_DIRECTIONS FOR THIS TASK_. Your copy of the listing should be exact and should contain no pictures.

+ + + + +

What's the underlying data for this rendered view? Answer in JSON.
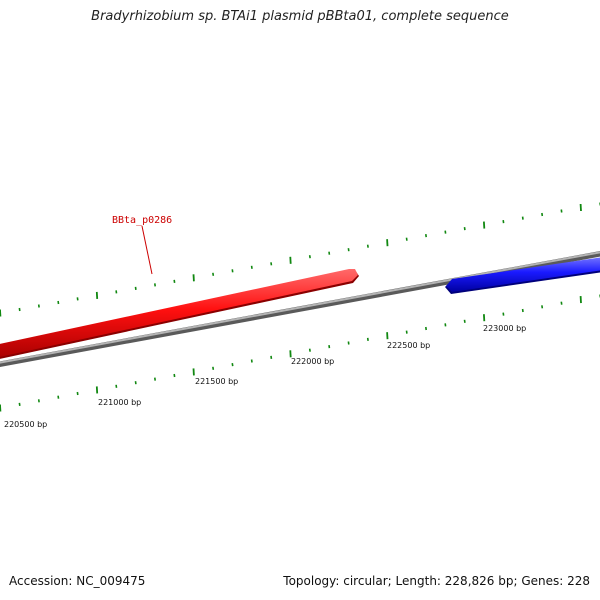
{
  "title": "Bradyrhizobium sp. BTAi1 plasmid pBBta01, complete sequence",
  "footer": {
    "accession": "Accession: NC_009475",
    "summary": "Topology: circular; Length: 228,826 bp; Genes: 228"
  },
  "colors": {
    "backbone": "#8a8a8a",
    "forward_gene": "#ee0000",
    "reverse_gene": "#1a1aee",
    "ticks": "#118811",
    "gene_label": "#cc0000"
  },
  "genes": [
    {
      "id": "BBta_p0286",
      "label": "BBta_p0286",
      "strand": "forward",
      "color": "#ee0000"
    },
    {
      "id": "reverse-gene",
      "label": "",
      "strand": "reverse",
      "color": "#1a1aee"
    }
  ],
  "tick_labels": [
    "220500 bp",
    "221000 bp",
    "221500 bp",
    "222000 bp",
    "222500 bp",
    "223000 bp"
  ]
}
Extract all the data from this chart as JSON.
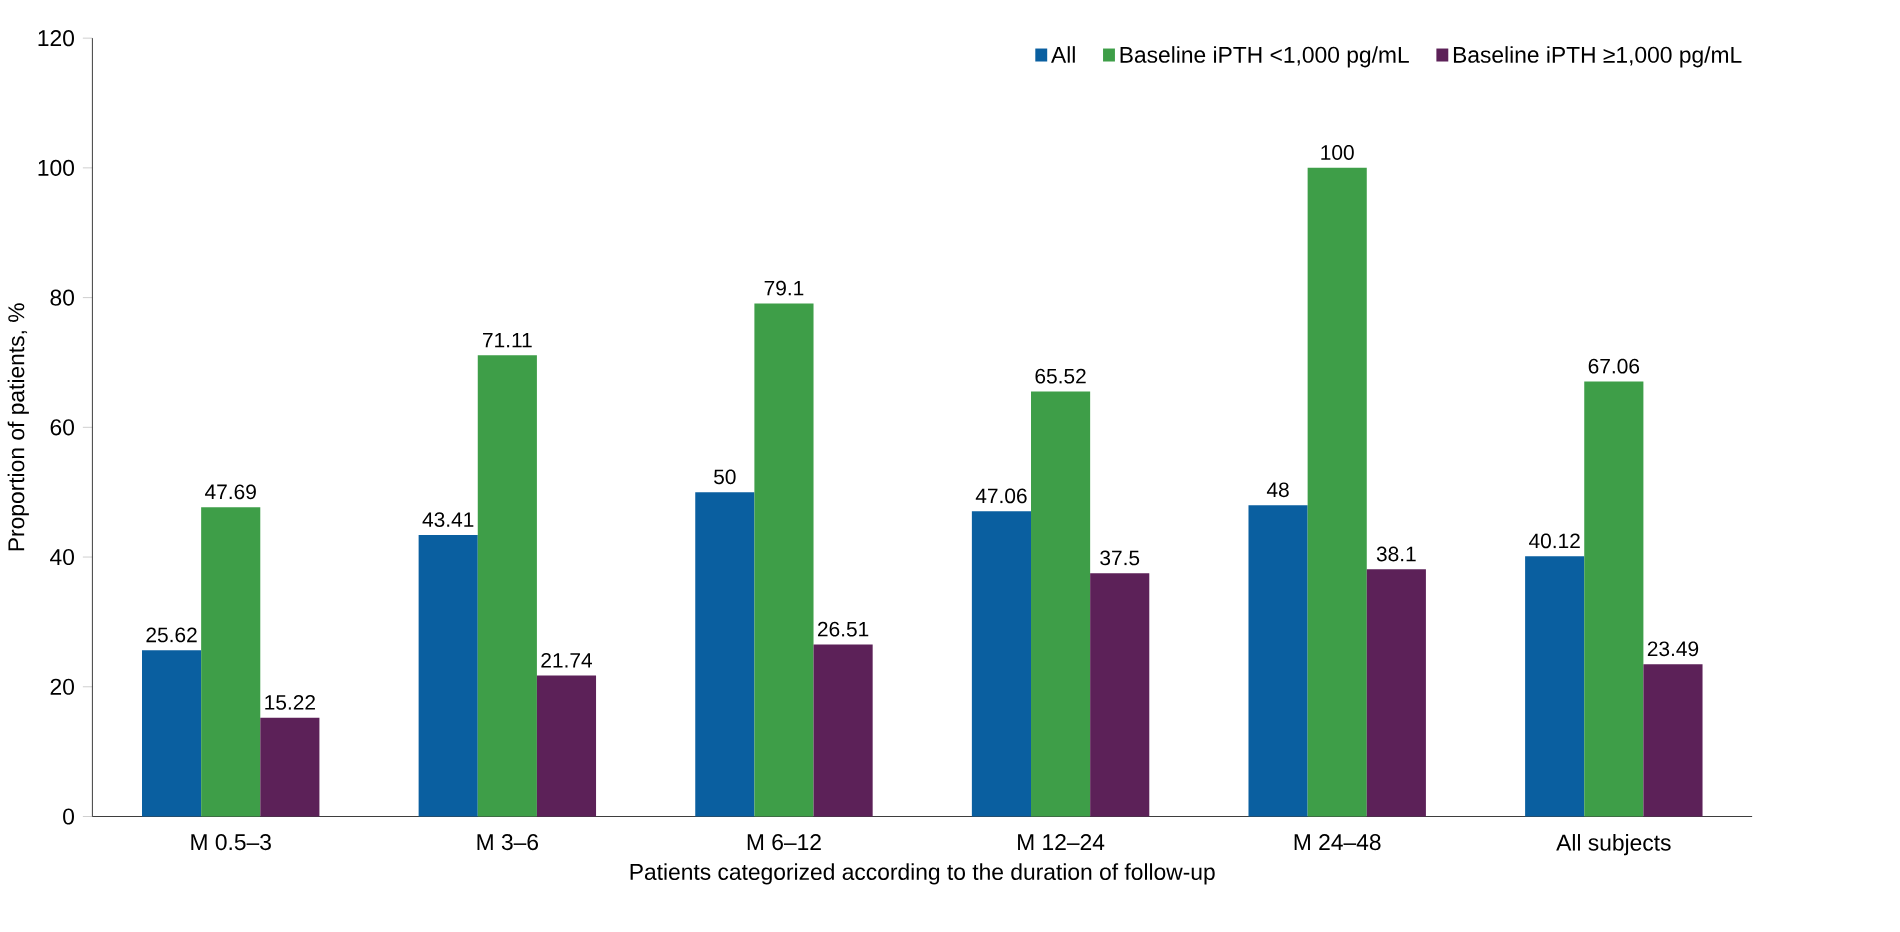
{
  "chart_data": {
    "type": "bar",
    "xlabel": "Patients categorized according to the duration of follow-up",
    "ylabel": "Proportion of patients, %",
    "categories": [
      "M 0.5–3",
      "M 3–6",
      "M 6–12",
      "M 12–24",
      "M 24–48",
      "All subjects"
    ],
    "series": [
      {
        "name": "All",
        "color": "#0a5fa0",
        "values": [
          25.62,
          43.41,
          50,
          47.06,
          48,
          40.12
        ]
      },
      {
        "name": "Baseline iPTH <1,000 pg/mL",
        "color": "#3e9e48",
        "values": [
          47.69,
          71.11,
          79.1,
          65.52,
          100,
          67.06
        ]
      },
      {
        "name": "Baseline iPTH ≥1,000 pg/mL",
        "color": "#5c2158",
        "values": [
          15.22,
          21.74,
          26.51,
          37.5,
          38.1,
          23.49
        ]
      }
    ],
    "ylim": [
      0,
      120
    ],
    "yticks": [
      0,
      20,
      40,
      60,
      80,
      100,
      120
    ],
    "data_labels": true,
    "legend": "top right",
    "grid": false
  }
}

+ + + + +

_YOUR RESPONSE_.
What's the underlying data for this rendered view? Answer in JSON.
{
  "title": "Bradyrhizobium sp. BTAi1 plasmid pBBta01, complete sequence",
  "footer": {
    "accession": "Accession: NC_009475",
    "summary": "Topology: circular; Length: 228,826 bp; Genes: 228"
  },
  "colors": {
    "backbone": "#8a8a8a",
    "forward_gene": "#ee0000",
    "reverse_gene": "#1a1aee",
    "ticks": "#118811",
    "gene_label": "#cc0000"
  },
  "genes": [
    {
      "id": "BBta_p0286",
      "label": "BBta_p0286",
      "strand": "forward",
      "color": "#ee0000"
    },
    {
      "id": "reverse-gene",
      "label": "",
      "strand": "reverse",
      "color": "#1a1aee"
    }
  ],
  "tick_labels": [
    "220500 bp",
    "221000 bp",
    "221500 bp",
    "222000 bp",
    "222500 bp",
    "223000 bp"
  ]
}
Extract all the data from this chart as JSON.
{
  "chart_data": {
    "type": "bar",
    "xlabel": "Patients categorized according to the duration of follow-up",
    "ylabel": "Proportion of patients, %",
    "categories": [
      "M 0.5–3",
      "M 3–6",
      "M 6–12",
      "M 12–24",
      "M 24–48",
      "All subjects"
    ],
    "series": [
      {
        "name": "All",
        "color": "#0a5fa0",
        "values": [
          25.62,
          43.41,
          50,
          47.06,
          48,
          40.12
        ]
      },
      {
        "name": "Baseline iPTH <1,000 pg/mL",
        "color": "#3e9e48",
        "values": [
          47.69,
          71.11,
          79.1,
          65.52,
          100,
          67.06
        ]
      },
      {
        "name": "Baseline iPTH ≥1,000 pg/mL",
        "color": "#5c2158",
        "values": [
          15.22,
          21.74,
          26.51,
          37.5,
          38.1,
          23.49
        ]
      }
    ],
    "ylim": [
      0,
      120
    ],
    "yticks": [
      0,
      20,
      40,
      60,
      80,
      100,
      120
    ],
    "data_labels": true,
    "legend": "top right",
    "grid": false
  }
}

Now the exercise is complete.